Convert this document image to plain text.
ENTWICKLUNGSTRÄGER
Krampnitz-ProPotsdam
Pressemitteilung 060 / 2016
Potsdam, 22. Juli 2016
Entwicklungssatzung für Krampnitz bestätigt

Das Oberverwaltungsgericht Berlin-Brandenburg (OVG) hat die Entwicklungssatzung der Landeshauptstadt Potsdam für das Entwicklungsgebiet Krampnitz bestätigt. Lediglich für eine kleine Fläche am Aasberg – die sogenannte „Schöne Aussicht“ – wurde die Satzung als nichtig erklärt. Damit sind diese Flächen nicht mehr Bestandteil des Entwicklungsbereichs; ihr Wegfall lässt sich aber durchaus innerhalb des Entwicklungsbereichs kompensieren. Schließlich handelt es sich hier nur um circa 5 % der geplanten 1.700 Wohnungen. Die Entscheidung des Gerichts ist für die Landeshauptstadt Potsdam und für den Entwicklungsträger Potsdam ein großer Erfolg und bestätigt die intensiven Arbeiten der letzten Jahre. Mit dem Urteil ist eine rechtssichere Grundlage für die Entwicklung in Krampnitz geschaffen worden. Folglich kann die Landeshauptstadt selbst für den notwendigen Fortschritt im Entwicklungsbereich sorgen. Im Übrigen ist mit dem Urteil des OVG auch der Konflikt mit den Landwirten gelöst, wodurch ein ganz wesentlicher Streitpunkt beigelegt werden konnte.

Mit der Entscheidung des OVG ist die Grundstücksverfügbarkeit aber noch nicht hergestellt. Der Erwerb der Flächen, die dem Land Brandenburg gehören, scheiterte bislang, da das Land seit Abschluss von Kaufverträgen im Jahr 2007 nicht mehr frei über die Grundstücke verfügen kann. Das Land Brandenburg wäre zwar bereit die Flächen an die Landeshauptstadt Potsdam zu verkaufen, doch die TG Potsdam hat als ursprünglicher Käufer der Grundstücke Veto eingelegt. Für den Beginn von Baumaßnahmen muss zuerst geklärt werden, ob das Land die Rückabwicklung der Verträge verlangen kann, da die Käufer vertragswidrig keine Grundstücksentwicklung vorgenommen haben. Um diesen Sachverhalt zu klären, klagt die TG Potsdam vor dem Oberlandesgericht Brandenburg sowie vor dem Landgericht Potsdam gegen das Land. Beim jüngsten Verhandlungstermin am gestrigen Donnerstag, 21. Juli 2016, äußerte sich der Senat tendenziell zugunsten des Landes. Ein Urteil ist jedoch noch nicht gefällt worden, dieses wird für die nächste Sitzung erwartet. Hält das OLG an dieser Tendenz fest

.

========

Count every line in the listing where the string "Juli" occurs. Give the total alone.

**Expected answer**
2